# Stated task
In the entries below, count every line containing "Settings". Return the number and nothing else.

◇ ◇ ◇ ◇ ◇ ◇ ◇

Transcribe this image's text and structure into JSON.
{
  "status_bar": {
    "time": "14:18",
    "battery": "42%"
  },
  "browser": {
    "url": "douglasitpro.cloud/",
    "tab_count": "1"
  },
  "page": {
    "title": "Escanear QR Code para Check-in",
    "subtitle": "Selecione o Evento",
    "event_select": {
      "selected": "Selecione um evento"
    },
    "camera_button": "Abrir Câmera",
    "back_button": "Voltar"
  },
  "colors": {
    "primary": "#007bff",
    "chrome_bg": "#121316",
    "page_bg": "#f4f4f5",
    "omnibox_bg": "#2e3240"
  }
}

◇ ◇ ◇ ◇ ◇ ◇ ◇

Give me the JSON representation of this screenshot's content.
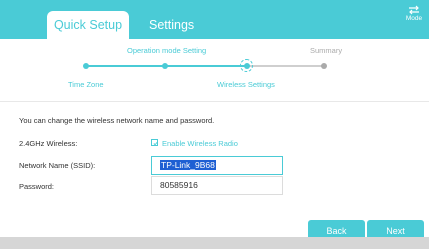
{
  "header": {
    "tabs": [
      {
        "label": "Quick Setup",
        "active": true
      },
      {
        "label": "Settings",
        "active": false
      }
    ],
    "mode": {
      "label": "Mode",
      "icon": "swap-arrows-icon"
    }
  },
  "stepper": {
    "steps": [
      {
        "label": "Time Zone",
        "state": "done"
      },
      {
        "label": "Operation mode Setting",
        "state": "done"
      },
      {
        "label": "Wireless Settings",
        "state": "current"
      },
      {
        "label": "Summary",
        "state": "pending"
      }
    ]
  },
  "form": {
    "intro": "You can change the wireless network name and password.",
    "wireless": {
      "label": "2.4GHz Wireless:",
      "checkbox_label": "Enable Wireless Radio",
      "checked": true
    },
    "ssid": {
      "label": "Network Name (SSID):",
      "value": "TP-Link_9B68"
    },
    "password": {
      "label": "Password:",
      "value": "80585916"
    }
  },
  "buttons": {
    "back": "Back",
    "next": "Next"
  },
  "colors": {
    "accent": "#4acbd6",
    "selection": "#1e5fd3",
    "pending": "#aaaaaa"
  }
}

◇ ◇ ◇ ◇ ◇ ◇ ◇

# Answer to this exercise
2